*** Opening of Text block ***

Finally, there is the kde directory, this one holds everything our default desktop needs to have installed to function properly. It is basically the remainder of the KDE tree, we had a lot of build issues inside the ports with earlier version of KDE but the 4.1.85 packages have built brilliantly. The packages in kde are:
guidance-power-manager, kdeadmin, kdebase-runtime, kdebase-workspace, kdebase, kdebindings, kdegraphics, kdelibs, kdemultimedia, kdenetwork, kdepimlibs, kdeplasma-addons, lancelot
Some of these are of interest for further discussion. The first is guidance-power-manager which is in fact not part of the stock KDE distribution but comes from extragear. This is included in the slackware version upstream too and for good reason, it provides a solid power management suite for laptops built on… well solid. There is room for some debate about kdemultimedia and ultimately it may actually be moved to kdemore though it does contain the awesome dragon movie player and unless I were to stumble across a truly phenomenal alternative kde movie player, I am likely to keep it here (though of course it could become a case of splitting dragon out into a separate package – I’ll hash this debate out with my fellow developers after the baseline release.
You may wonder why kdepimlibs is in kde but kdepim is in kdemore. The reason is in fact a simple matter of dependencies. You need kdepimlibs to build support for PIM interaction in several other parts of the suite, even if you don’t install the PIM utilities it’s good to have the support for them in built into the desktop so that those who do, can get their full benefit.
Another possible trim-out is kdeplasma-addons, having plenty of nice plasmoids available in the live cd is a good way to make the desktop shiny, but it’s also a rather big package and the very important core plasmoids like folderview and the panel are in the kdebase-workspace anyway. So it is quite likely that ultimately this may move to kdemore, depending on how many of the plasmoids in there actually get used in the theme (again, splitting it up into smaller packages for this purpose is a future possibility).
Finally, there is lancelot. Lancelot is Ivan Kucic’s alternative menu system for KDE which I always intended to be the default on kongoni because it’s a really awesome menu system even if it’s not part of the stock KDE distribution. Right now it’s dependency has been removed from kongoni_kde_desktop however due to a version incompatibility in lancelot (the stable release can only build on 4.1 and the svn trunk release cannot build on the beta as it needs features added to trunk later). This should be a fairly simple problem to resolve in kongoni_kde_desktop 126.96.36.199 but in the meantime I did not wish to hold up the entire process.
I hope that this overview of what lies in the KDE ports give an idea of how things are structured, the thinking behind the structures and of course why it took so long to get this far. The good news is maintaining the ports from here on in will be fairly simple and this was the bulk of the effort. I would go so far as to say that getting the KDE ports working fine was the single biggest task in kongoni I would ever do (well have done by now) without help – since I could not release the baseline without it, it was impractical to get help on it but the remaining work on the baseline is very small and once it is out, many hands are waiting to help pick up the load.

*** Close of Text block ***

■ **Task requirements**: Rewrite the stretch of the KDE ports text from "I hope that" through "up the load.", putting "base release" wherever "baseline" appears.

*** Opening of Exercise data ***

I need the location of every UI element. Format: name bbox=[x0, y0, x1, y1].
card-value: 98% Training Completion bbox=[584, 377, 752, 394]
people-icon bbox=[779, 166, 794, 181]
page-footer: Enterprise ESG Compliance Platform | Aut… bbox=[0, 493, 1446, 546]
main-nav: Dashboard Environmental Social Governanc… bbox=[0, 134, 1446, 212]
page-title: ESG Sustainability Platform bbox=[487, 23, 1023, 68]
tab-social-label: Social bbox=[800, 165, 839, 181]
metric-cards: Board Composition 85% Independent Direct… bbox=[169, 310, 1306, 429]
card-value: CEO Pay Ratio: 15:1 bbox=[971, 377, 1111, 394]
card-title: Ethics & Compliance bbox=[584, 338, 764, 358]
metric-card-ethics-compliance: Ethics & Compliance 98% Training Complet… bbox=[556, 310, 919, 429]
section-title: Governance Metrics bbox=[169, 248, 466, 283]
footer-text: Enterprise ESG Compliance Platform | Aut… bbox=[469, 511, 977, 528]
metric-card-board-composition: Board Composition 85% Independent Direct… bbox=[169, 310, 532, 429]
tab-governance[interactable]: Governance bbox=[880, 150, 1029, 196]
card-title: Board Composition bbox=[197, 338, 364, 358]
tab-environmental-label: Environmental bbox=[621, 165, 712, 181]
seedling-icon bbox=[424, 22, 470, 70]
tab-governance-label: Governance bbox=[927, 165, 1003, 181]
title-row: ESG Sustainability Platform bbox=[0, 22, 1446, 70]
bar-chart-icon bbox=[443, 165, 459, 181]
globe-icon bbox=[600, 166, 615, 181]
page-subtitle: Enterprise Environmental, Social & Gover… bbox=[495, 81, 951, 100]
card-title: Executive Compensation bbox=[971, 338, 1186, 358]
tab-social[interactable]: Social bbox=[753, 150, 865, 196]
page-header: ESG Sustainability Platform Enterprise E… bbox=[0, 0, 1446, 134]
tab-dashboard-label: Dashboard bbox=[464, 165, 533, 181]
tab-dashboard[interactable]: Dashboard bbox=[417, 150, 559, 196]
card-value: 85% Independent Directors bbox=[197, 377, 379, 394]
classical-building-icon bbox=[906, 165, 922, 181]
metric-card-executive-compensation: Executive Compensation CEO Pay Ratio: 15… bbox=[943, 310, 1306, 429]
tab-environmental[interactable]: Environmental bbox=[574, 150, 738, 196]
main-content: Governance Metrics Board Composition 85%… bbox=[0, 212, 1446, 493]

*** Close of Exercise data ***

■ **Solution for this problem**:
I hope that this overview of what lies in the KDE ports give an idea of how things are structured, the thinking behind the structures and of course why it took so long to get this far. The good news is maintaining the ports from here on in will be fairly simple and this was the bulk of the effort. I would go so far as to say that getting the KDE ports working fine was the single biggest task in kongoni I would ever do (well have done by now) without help – since I could not release the base release without it, it was impractical to get help on it but the remaining work on the base release is very small and once it is out, many hands are waiting to help pick up the load.